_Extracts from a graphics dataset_
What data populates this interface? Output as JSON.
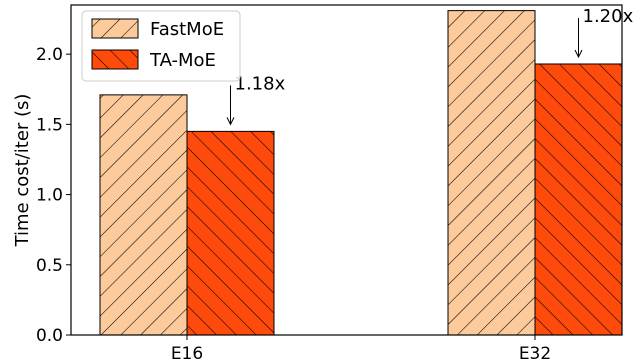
{
  "chart_data": {
    "type": "bar",
    "title": "",
    "xlabel": "",
    "ylabel": "Time cost/iter (s)",
    "categories": [
      "E16",
      "E32"
    ],
    "ylim": [
      0,
      2.35
    ],
    "yticks": [
      "0.0",
      "0.5",
      "1.0",
      "1.5",
      "2.0"
    ],
    "series": [
      {
        "name": "FastMoE",
        "values": [
          1.71,
          2.31
        ],
        "color": "#fdca9b",
        "hatch": "forward"
      },
      {
        "name": "TA-MoE",
        "values": [
          1.45,
          1.93
        ],
        "color": "#fe4a0a",
        "hatch": "backward"
      }
    ],
    "annotations": [
      {
        "category": "E16",
        "series": "TA-MoE",
        "text": "1.18x"
      },
      {
        "category": "E32",
        "series": "TA-MoE",
        "text": "1.20x"
      }
    ],
    "legend": {
      "position": "top-left"
    },
    "grid": false
  }
}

_TASK_
Can you restate all the records above word for word while dropping the pictures?

_SOLUTION FOR THIS PROBLEM_
What data populates this interface? Output as JSON.
{
  "chart_data": {
    "type": "bar",
    "title": "",
    "xlabel": "",
    "ylabel": "Time cost/iter (s)",
    "categories": [
      "E16",
      "E32"
    ],
    "ylim": [
      0,
      2.35
    ],
    "yticks": [
      "0.0",
      "0.5",
      "1.0",
      "1.5",
      "2.0"
    ],
    "series": [
      {
        "name": "FastMoE",
        "values": [
          1.71,
          2.31
        ],
        "color": "#fdca9b",
        "hatch": "forward"
      },
      {
        "name": "TA-MoE",
        "values": [
          1.45,
          1.93
        ],
        "color": "#fe4a0a",
        "hatch": "backward"
      }
    ],
    "annotations": [
      {
        "category": "E16",
        "series": "TA-MoE",
        "text": "1.18x"
      },
      {
        "category": "E32",
        "series": "TA-MoE",
        "text": "1.20x"
      }
    ],
    "legend": {
      "position": "top-left"
    },
    "grid": false
  }
}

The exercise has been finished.